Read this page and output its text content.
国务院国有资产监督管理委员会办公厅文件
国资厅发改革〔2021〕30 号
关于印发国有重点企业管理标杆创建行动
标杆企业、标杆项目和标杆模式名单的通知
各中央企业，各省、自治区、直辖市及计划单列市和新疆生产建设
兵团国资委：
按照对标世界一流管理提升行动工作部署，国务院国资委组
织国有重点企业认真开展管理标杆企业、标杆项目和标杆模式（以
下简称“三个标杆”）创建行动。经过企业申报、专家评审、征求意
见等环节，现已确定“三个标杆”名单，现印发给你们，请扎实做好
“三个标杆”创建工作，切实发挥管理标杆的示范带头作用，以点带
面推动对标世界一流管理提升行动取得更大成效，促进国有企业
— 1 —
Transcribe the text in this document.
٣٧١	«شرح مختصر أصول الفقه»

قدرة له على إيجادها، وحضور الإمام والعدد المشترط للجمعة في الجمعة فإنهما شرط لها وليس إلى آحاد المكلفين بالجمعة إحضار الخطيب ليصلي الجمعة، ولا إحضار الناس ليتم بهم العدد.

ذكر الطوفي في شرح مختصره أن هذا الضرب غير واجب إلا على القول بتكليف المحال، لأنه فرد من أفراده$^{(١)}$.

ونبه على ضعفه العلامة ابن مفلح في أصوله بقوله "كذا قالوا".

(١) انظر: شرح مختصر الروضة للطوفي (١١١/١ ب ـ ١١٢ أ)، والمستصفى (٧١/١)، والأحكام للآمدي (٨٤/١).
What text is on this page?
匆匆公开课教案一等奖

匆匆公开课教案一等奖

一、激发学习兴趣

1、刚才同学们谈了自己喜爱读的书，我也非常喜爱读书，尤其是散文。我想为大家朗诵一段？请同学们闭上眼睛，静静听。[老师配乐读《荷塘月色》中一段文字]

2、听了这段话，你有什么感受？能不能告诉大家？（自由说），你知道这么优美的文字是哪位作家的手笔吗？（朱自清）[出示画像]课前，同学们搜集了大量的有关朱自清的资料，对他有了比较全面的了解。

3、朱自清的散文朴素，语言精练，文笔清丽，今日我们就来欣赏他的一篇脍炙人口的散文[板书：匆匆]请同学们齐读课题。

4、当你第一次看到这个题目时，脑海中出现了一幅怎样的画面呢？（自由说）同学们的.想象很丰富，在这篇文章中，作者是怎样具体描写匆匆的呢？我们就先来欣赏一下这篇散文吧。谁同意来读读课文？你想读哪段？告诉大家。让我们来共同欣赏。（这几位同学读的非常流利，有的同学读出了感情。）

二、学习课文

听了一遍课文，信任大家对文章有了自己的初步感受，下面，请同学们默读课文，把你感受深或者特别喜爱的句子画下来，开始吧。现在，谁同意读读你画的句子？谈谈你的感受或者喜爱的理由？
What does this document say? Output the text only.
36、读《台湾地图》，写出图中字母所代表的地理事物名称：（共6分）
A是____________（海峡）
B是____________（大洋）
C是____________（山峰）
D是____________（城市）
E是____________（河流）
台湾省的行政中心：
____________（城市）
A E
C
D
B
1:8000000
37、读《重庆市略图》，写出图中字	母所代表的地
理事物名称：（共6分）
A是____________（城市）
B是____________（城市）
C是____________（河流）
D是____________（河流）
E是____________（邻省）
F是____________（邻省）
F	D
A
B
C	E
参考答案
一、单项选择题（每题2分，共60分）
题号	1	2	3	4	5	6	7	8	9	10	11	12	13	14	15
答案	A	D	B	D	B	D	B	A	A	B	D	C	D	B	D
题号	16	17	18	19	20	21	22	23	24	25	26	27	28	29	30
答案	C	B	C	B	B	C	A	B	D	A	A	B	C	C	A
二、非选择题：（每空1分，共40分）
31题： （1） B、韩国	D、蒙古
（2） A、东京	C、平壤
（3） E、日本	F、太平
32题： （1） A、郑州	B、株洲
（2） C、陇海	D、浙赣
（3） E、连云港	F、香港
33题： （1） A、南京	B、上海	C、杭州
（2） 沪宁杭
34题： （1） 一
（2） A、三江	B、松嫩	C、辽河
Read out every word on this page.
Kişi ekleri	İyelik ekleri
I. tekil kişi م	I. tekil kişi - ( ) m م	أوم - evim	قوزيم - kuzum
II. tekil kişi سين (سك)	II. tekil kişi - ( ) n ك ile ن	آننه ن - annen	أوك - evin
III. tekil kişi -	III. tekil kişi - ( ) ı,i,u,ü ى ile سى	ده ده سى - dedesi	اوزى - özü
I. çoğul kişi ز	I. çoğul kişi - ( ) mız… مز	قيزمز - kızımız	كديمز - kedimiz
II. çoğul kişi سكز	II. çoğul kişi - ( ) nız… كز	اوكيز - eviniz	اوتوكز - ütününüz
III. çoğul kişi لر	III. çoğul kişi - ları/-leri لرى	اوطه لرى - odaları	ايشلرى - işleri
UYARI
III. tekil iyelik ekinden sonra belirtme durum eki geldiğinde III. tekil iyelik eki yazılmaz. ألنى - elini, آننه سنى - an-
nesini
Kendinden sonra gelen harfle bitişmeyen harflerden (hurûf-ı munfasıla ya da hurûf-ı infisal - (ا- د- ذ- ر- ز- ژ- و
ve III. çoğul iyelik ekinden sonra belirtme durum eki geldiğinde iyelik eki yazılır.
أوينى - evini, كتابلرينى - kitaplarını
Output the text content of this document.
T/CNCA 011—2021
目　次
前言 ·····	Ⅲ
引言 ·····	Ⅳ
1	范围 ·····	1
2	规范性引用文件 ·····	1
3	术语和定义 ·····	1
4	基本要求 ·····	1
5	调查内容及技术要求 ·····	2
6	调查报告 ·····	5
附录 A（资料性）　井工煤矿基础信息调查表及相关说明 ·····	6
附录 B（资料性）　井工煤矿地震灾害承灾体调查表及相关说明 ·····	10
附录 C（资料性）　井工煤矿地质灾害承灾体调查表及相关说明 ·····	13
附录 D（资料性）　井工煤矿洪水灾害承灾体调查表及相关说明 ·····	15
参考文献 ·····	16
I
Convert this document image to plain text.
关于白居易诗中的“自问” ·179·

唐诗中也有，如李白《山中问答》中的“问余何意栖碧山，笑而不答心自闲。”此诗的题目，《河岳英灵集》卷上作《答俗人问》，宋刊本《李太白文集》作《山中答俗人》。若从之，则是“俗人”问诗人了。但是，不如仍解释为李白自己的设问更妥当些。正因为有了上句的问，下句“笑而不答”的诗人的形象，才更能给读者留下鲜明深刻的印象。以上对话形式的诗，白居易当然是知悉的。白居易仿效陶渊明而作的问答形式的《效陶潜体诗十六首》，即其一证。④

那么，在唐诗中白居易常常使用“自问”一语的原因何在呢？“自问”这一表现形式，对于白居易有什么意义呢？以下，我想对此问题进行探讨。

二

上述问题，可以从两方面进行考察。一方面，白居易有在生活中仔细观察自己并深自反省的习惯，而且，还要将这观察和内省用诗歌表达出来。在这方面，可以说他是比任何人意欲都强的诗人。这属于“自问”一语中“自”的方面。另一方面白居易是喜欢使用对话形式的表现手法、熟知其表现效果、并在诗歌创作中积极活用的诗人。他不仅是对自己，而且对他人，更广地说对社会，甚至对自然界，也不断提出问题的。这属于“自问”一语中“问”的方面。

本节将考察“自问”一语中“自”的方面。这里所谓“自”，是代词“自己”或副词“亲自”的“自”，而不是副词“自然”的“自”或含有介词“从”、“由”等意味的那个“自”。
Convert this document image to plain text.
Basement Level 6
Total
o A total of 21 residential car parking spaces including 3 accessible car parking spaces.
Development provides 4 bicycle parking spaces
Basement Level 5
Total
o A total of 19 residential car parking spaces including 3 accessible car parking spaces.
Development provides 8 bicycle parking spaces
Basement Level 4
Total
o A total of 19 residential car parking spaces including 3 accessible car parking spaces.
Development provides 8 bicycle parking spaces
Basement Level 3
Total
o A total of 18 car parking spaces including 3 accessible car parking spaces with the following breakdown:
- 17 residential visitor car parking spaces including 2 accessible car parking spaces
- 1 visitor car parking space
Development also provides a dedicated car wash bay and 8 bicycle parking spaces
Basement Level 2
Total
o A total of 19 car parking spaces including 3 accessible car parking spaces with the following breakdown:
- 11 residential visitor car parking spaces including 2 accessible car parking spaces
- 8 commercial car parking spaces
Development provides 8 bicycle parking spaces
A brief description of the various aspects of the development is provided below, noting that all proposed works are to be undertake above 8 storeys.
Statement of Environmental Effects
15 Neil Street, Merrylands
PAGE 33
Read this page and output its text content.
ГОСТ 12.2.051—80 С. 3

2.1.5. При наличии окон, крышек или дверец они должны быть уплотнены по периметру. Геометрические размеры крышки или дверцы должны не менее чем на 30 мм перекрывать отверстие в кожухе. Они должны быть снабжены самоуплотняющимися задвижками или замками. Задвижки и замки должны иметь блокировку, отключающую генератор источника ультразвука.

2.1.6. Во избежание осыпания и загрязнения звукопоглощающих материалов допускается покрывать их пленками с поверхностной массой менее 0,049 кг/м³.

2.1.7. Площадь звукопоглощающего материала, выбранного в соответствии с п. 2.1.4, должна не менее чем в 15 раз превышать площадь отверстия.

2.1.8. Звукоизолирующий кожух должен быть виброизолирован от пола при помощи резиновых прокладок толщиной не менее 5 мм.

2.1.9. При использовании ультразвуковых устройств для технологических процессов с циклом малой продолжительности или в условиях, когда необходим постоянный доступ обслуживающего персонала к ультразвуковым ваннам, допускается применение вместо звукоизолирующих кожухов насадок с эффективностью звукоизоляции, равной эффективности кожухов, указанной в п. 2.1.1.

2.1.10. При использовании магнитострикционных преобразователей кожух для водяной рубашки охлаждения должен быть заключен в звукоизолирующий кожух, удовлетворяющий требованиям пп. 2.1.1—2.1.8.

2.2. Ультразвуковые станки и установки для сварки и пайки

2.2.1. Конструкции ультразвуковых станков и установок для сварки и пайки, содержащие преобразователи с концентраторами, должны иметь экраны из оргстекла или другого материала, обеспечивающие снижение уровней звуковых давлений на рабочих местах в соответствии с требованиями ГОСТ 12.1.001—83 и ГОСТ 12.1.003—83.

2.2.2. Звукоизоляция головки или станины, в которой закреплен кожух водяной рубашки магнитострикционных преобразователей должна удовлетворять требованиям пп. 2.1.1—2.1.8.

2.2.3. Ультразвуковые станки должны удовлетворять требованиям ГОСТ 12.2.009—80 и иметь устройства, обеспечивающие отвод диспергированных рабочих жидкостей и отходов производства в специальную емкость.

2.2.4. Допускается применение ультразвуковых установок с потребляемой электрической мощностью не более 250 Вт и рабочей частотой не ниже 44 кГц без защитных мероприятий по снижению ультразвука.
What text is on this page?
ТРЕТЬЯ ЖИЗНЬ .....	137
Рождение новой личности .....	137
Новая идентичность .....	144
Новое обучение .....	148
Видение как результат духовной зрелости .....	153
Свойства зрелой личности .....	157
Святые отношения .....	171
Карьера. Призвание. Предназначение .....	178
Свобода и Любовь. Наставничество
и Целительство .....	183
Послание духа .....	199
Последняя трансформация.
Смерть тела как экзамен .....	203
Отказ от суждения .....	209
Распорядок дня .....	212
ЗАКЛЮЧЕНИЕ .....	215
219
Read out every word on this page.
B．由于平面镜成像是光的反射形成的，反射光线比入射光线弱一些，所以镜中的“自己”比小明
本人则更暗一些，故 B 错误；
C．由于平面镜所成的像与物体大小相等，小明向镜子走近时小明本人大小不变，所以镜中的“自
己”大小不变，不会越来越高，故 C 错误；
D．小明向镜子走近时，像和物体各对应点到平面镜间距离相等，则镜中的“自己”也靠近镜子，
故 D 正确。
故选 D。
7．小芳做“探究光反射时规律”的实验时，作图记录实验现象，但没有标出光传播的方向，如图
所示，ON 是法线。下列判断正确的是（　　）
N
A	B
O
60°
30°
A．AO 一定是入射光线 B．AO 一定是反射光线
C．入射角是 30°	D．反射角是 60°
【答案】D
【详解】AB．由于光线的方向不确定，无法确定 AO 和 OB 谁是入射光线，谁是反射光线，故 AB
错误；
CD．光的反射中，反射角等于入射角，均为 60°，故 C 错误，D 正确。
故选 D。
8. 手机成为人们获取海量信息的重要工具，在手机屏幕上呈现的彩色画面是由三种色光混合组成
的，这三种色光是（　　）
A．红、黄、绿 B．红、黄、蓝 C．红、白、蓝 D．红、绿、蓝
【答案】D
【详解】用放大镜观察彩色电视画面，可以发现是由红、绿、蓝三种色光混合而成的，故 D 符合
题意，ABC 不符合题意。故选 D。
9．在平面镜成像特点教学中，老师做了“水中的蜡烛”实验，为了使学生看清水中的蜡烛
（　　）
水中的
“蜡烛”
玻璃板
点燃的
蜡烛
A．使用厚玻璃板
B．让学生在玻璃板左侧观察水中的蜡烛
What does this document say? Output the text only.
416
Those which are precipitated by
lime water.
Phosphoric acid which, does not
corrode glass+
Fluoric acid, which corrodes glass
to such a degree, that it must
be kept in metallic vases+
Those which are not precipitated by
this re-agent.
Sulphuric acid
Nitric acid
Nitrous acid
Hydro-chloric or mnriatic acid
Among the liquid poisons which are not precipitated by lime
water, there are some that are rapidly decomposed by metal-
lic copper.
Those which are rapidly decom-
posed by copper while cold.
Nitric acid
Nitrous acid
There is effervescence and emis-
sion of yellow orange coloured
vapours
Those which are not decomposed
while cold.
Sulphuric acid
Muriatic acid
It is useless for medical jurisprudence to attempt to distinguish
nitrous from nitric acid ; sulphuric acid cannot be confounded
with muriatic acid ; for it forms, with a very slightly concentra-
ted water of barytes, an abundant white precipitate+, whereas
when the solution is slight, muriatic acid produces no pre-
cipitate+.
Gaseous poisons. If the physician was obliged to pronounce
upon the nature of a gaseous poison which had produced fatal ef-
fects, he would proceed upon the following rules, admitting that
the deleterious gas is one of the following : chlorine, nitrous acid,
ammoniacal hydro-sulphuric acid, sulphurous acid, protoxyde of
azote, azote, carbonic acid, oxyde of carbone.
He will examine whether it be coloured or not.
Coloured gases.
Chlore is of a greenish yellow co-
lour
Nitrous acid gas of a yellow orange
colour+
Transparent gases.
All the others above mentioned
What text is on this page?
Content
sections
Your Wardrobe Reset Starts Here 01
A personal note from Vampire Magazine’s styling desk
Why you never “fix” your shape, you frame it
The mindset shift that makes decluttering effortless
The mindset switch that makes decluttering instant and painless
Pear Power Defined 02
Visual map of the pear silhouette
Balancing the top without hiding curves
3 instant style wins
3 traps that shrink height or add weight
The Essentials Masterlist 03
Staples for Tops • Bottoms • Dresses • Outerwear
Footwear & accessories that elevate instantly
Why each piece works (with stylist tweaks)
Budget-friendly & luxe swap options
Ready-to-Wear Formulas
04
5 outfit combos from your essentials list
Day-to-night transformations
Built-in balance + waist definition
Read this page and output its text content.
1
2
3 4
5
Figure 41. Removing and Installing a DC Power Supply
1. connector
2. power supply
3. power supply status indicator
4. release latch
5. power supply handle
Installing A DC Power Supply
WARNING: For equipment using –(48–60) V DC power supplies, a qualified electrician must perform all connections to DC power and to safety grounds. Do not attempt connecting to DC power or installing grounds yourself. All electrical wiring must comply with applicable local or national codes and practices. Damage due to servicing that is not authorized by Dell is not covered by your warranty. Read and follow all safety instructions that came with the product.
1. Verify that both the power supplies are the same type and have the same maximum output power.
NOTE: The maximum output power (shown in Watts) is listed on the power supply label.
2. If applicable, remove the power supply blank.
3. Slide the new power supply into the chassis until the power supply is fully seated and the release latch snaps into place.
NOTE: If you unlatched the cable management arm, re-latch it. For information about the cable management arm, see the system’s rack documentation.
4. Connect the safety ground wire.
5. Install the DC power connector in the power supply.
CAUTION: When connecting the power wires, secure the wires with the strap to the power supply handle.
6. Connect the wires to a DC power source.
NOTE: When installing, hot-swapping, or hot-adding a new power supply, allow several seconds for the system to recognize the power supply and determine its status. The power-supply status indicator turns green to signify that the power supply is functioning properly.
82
+ + + + +
Task instructions:
Copy each line above containing the string "supplies".

Written answer:
WARNING: For equipment using –(48–60) V DC power supplies, a qualified electrician must perform all connections to DC power and to safety grounds. Do not attempt connecting to DC power or installing grounds yourself. All electrical wiring must comply with applicable local or national codes and practices. Damage due to servicing that is not authorized by Dell is not covered by your warranty. Read and follow all safety instructions that came with the product.
1. Verify that both the power supplies are the same type and have the same maximum output power.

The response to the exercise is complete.